» **Texte de l'exercice**:
Le syndrome d'Olympia

Olympia est une créature de rêve. Imaginée en 1916 par l’écrivain allemand E.T.A. Hoffmann, elle fait son apparition dans le conte L’Homme au sable. Nathanaël, « un des plus jolis garçons et des plus studieux écoliers qui aient jamais brillé à l’université de Goettingue », tombe fou amoureux d’une fille aux allures de poupée. À ses yeux énamourés, Olympia incarne la perfection : des courbes affolantes, un minois sublime, un éclat magnétique. Son ami Sigismond le met en garde. La fille paraît bizarre, trop lisse, son regard est vide et sa conversation creuse. Nathanaël s’entête, fantasme et désire jusqu’au délire. Il oublie sa fiancée, Clara, et s’éloigne de ses amis. Il veut la main d’Olympia. Il découvrira trop tard que cette main-là est froide comme le marbre. Sous la beauté apparente se cache une mécanique diabolique. Olympia n’est rien d’autre qu’un automate. Un robot.

» **Lignes répertoriées**:
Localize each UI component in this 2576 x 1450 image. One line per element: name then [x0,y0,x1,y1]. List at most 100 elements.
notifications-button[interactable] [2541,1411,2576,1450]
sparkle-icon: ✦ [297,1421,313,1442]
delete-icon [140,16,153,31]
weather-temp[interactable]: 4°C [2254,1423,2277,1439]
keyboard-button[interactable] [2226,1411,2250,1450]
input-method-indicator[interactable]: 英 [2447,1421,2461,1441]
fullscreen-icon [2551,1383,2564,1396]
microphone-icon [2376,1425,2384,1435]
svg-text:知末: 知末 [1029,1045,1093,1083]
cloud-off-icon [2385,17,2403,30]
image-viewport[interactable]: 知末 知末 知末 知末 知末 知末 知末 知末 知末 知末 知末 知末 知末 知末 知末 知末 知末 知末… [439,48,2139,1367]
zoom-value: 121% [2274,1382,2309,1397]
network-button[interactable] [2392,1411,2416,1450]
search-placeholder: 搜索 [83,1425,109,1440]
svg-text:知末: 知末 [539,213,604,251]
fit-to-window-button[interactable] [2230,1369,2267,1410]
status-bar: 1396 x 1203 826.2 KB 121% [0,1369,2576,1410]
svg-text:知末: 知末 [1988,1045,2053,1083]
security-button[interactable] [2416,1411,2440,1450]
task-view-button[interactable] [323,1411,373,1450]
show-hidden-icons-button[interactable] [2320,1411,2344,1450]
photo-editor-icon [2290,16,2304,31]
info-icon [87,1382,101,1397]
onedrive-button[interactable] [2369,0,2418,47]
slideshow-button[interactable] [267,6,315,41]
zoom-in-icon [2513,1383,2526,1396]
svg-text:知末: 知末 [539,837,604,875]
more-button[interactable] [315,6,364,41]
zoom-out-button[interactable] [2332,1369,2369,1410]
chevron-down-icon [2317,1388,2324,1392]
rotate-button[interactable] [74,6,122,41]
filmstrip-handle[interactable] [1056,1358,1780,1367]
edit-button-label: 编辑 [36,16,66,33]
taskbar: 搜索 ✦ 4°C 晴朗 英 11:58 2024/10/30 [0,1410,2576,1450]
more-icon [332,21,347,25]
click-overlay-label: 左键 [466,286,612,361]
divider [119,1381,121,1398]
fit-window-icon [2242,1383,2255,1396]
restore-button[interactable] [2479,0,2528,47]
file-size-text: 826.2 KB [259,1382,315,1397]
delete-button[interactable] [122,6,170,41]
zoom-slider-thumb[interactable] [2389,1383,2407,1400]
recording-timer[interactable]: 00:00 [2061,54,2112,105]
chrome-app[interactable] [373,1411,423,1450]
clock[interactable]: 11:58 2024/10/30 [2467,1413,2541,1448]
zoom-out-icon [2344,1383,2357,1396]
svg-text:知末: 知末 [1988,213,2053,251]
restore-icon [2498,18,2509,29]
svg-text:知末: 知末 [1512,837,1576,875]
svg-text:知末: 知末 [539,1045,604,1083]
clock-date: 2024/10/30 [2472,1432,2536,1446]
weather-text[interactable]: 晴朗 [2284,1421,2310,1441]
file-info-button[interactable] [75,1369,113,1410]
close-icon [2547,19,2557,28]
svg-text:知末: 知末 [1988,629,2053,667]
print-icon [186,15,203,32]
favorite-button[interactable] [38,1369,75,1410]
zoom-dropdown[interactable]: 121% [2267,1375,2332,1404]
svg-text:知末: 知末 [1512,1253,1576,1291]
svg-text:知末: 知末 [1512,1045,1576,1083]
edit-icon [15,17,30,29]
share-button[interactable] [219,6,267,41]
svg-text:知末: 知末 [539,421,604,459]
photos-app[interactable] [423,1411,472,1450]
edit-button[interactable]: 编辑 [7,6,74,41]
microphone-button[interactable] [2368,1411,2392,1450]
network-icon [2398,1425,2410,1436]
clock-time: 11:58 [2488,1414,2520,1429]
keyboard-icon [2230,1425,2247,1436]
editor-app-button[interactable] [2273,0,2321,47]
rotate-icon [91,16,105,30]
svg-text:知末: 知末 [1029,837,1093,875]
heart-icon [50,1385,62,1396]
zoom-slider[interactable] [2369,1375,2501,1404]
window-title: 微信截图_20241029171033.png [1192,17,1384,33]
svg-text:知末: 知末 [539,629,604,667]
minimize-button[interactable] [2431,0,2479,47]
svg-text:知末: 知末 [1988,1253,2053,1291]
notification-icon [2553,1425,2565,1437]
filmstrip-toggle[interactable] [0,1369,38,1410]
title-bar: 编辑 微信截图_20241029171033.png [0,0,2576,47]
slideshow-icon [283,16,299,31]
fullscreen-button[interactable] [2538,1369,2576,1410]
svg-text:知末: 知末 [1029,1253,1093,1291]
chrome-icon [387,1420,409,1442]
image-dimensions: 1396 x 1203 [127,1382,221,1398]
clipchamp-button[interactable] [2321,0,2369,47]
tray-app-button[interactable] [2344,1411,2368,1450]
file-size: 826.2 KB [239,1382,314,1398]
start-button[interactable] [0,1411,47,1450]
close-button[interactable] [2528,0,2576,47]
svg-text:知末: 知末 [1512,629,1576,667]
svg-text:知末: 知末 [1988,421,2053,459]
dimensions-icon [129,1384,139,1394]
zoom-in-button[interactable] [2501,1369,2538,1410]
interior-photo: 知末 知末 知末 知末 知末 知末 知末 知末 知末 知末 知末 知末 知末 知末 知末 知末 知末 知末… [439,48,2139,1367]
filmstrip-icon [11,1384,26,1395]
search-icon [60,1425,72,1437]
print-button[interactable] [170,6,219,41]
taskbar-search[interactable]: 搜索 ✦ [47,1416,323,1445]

» **Consigne A**:
Les affirmations suivantes concordent-elles avec le texte sur le syndrome d'Olympia ? Répondez à chacune par oui ou par non, en citant mot pour mot les mots décisifs du texte : (i) Sigismond met Nathanaël en garde contre Olympia ; (ii) la fiancée de Nathanaël s'appelle Olympia ; (iii) la main d'Olympia est chaude.
» **Consigne B**:
Reproduisez à l'identique, dans le texte sur le syndrome d'Olympia, tout ce qui va de « Olympia est une » jusqu'à « automate. Un robot. ».
Aucune de ces lignes n'est nécessaire.

» **Réponse A**:
(i) Oui : « Son ami Sigismond le met en garde. »
(ii) Non : « Il oublie sa fiancée, Clara, et s’éloigne de ses amis. »
(iii) Non : « Il découvrira trop tard que cette main-là est froide comme le marbre. »

» **Réponse B**:
Olympia est une créature de rêve. Imaginée en 1916 par l’écrivain allemand E.T.A. Hoffmann, elle fait son apparition dans le conte L’Homme au sable. Nathanaël, « un des plus jolis garçons et des plus studieux écoliers qui aient jamais brillé à l’université de Goettingue », tombe fou amoureux d’une fille aux allures de poupée. À ses yeux énamourés, Olympia incarne la perfection : des courbes affolantes, un minois sublime, un éclat magnétique. Son ami Sigismond le met en garde. La fille paraît bizarre, trop lisse, son regard est vide et sa conversation creuse. Nathanaël s’entête, fantasme et désire jusqu’au délire. Il oublie sa fiancée, Clara, et s’éloigne de ses amis. Il veut la main d’Olympia. Il découvrira trop tard que cette main-là est froide comme le marbre. Sous la beauté apparente se cache une mécanique diabolique. Olympia n’est rien d’autre qu’un automate. Un robot.